## DATASET EXCERPTS
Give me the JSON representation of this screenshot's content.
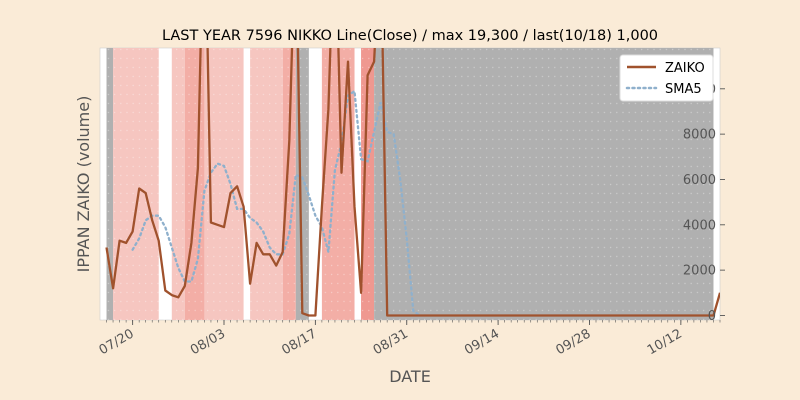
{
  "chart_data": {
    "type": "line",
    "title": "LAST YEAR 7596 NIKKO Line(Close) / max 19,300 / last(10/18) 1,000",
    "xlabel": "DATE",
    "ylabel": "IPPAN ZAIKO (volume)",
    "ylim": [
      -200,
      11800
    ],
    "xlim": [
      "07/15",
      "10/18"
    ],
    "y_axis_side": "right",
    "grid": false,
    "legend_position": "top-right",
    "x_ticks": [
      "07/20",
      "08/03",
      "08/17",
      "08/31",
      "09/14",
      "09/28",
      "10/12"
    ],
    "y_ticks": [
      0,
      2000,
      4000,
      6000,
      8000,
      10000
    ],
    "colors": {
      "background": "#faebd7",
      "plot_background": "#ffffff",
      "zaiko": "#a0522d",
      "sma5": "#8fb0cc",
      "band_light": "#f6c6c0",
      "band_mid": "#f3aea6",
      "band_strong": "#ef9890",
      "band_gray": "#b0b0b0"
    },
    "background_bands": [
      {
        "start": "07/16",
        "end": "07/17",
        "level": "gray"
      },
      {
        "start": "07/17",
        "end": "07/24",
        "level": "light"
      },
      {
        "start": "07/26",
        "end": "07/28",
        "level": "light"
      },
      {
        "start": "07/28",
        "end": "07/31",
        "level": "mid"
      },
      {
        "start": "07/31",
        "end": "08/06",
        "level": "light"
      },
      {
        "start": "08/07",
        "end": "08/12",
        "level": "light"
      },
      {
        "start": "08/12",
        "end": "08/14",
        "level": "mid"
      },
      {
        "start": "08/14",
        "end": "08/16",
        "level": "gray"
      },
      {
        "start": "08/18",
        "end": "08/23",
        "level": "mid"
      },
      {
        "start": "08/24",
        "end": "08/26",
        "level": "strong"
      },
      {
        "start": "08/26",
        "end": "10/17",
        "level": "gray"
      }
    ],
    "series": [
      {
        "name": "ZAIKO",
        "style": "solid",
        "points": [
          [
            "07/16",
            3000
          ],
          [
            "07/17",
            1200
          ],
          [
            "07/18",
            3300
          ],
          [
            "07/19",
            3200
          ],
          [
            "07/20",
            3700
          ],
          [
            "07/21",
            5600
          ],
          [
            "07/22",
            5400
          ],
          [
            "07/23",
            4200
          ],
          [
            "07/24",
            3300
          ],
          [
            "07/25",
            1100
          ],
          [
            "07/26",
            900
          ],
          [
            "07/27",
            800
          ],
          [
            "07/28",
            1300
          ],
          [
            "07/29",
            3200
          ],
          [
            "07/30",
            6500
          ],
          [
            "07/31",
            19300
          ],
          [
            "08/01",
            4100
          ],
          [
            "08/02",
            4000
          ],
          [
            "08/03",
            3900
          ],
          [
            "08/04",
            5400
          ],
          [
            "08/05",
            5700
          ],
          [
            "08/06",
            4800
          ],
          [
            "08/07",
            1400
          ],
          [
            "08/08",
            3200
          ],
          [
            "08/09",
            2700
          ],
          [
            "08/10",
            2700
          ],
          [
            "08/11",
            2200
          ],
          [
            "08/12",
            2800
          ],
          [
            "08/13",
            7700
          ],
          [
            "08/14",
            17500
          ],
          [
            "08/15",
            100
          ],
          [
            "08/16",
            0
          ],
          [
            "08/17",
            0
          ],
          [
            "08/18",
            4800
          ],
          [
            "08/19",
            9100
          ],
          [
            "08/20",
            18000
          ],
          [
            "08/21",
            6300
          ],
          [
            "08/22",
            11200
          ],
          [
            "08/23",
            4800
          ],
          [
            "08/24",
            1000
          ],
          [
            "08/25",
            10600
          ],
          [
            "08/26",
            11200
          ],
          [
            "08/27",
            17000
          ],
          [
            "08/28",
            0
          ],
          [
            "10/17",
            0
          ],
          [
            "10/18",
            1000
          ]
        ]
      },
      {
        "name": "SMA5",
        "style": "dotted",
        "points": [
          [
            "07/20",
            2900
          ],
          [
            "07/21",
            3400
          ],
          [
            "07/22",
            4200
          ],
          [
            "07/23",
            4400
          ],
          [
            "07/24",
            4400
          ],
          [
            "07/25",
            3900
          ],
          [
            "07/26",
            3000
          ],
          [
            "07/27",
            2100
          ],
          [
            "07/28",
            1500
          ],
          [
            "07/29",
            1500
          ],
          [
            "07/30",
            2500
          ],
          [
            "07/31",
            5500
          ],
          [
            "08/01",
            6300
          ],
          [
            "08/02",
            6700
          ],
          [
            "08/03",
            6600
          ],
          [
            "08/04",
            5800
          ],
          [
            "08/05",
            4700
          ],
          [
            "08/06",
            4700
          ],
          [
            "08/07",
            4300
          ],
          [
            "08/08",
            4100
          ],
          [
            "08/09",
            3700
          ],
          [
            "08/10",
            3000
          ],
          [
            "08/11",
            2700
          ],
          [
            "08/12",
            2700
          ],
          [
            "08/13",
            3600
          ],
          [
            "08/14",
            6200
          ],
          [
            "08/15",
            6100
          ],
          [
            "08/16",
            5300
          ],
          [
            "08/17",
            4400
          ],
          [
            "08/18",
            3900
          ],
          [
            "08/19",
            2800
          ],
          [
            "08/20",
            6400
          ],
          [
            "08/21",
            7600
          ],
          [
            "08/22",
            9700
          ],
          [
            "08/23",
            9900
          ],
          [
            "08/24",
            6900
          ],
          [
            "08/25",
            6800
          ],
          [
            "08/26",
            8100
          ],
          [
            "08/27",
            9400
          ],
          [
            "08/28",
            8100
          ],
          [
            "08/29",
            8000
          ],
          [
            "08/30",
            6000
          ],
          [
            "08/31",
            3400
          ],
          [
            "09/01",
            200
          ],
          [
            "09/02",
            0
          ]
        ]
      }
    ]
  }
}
==
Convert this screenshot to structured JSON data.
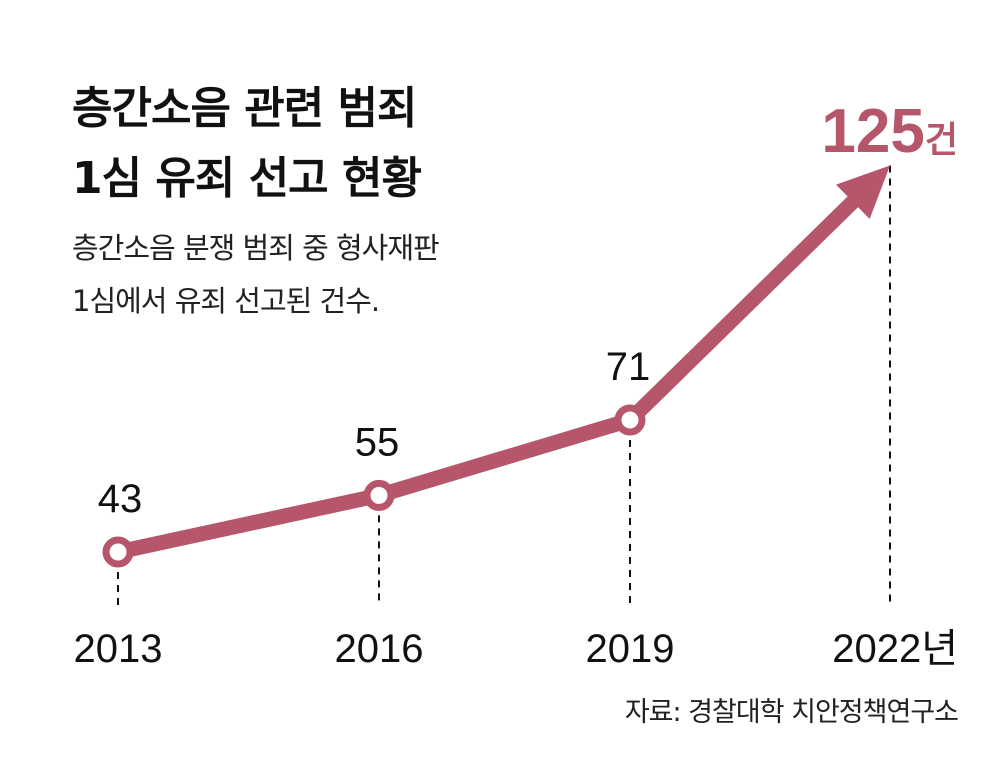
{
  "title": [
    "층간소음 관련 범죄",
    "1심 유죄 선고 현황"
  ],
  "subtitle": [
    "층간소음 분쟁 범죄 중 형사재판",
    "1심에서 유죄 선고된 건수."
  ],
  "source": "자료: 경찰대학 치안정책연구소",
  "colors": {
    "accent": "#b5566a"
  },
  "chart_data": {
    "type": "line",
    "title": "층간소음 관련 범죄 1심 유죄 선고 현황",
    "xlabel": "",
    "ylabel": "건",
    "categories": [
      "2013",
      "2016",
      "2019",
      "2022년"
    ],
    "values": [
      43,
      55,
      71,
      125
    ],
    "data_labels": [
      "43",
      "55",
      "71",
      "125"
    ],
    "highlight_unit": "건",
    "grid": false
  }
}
--
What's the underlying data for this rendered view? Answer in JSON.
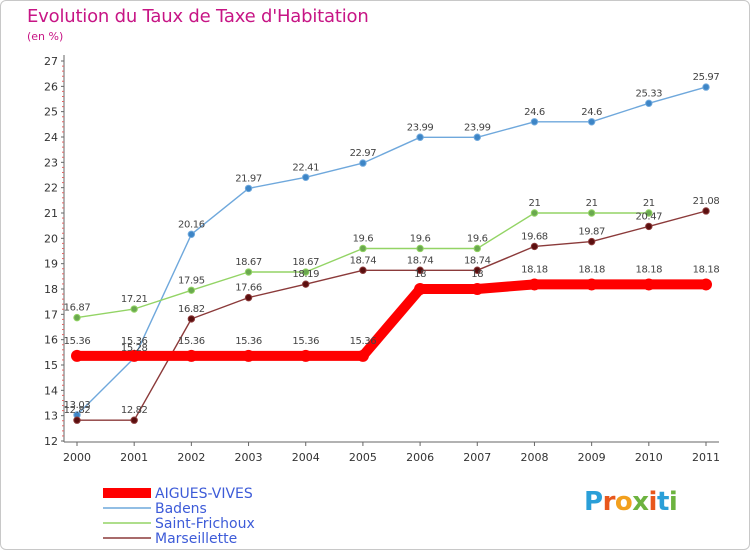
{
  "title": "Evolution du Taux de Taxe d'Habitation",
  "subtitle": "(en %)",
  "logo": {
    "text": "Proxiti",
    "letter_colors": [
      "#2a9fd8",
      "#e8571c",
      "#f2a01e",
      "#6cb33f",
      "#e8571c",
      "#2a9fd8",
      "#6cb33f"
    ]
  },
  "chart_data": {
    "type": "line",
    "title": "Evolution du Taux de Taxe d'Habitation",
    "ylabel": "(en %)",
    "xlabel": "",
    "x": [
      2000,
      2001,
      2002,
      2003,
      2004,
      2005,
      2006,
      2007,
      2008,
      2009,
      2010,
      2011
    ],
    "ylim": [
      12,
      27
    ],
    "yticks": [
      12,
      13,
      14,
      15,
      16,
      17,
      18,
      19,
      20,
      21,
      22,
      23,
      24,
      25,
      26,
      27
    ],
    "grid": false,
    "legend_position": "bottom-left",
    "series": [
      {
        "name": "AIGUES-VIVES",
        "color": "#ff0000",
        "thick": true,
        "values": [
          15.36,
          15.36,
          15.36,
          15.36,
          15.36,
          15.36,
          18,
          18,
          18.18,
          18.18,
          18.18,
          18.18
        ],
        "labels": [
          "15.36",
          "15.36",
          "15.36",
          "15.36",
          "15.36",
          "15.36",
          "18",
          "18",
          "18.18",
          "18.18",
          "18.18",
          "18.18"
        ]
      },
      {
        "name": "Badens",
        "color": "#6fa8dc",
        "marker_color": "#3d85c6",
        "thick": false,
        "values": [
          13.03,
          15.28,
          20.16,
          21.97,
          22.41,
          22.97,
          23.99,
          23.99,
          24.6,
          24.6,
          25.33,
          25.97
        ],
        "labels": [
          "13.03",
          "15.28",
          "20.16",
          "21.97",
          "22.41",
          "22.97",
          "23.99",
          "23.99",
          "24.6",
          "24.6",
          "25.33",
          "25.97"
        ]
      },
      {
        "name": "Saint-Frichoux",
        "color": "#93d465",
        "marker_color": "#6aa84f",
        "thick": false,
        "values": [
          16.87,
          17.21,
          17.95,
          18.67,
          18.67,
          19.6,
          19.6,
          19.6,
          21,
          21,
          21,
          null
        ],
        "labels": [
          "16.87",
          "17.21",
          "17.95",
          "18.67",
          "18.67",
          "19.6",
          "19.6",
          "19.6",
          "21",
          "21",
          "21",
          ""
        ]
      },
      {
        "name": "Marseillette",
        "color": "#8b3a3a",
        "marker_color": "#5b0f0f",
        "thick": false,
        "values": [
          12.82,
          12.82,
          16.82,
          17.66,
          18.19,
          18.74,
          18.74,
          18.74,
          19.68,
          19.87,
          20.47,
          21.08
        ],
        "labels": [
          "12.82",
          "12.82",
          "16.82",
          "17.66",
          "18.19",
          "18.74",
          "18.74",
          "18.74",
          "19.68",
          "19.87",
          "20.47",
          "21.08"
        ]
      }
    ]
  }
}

## JOB
For the entries above, count the lines that contain the string "Taxe", and state that number without further comment.

## ANSWER TO THIS PROBLEM
2